--- START DATA EXCERPTS ---

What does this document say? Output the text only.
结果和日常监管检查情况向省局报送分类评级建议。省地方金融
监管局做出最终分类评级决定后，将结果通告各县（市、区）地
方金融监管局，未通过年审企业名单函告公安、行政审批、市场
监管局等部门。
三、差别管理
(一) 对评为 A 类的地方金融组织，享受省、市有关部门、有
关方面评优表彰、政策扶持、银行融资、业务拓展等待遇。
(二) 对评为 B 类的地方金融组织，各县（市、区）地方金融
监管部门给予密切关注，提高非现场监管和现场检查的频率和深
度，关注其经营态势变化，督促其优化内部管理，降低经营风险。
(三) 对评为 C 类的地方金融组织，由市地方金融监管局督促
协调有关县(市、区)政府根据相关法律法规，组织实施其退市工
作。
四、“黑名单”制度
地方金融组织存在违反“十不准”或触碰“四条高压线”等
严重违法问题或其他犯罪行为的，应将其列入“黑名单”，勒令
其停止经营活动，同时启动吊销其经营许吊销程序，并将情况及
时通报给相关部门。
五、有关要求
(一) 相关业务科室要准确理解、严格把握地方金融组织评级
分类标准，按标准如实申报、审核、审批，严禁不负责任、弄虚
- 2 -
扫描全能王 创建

--- END DATA EXCERPTS ---

## SHORT TASK
Repeat the records above in full, character for character.

## FULL ANSWER
What does this document say? Output the text only.
结果和日常监管检查情况向省局报送分类评级建议。省地方金融
监管局做出最终分类评级决定后，将结果通告各县（市、区）地
方金融监管局，未通过年审企业名单函告公安、行政审批、市场
监管局等部门。
三、差别管理
(一) 对评为 A 类的地方金融组织，享受省、市有关部门、有
关方面评优表彰、政策扶持、银行融资、业务拓展等待遇。
(二) 对评为 B 类的地方金融组织，各县（市、区）地方金融
监管部门给予密切关注，提高非现场监管和现场检查的频率和深
度，关注其经营态势变化，督促其优化内部管理，降低经营风险。
(三) 对评为 C 类的地方金融组织，由市地方金融监管局督促
协调有关县(市、区)政府根据相关法律法规，组织实施其退市工
作。
四、“黑名单”制度
地方金融组织存在违反“十不准”或触碰“四条高压线”等
严重违法问题或其他犯罪行为的，应将其列入“黑名单”，勒令
其停止经营活动，同时启动吊销其经营许吊销程序，并将情况及
时通报给相关部门。
五、有关要求
(一) 相关业务科室要准确理解、严格把握地方金融组织评级
分类标准，按标准如实申报、审核、审批，严禁不负责任、弄虚
- 2 -
扫描全能王 创建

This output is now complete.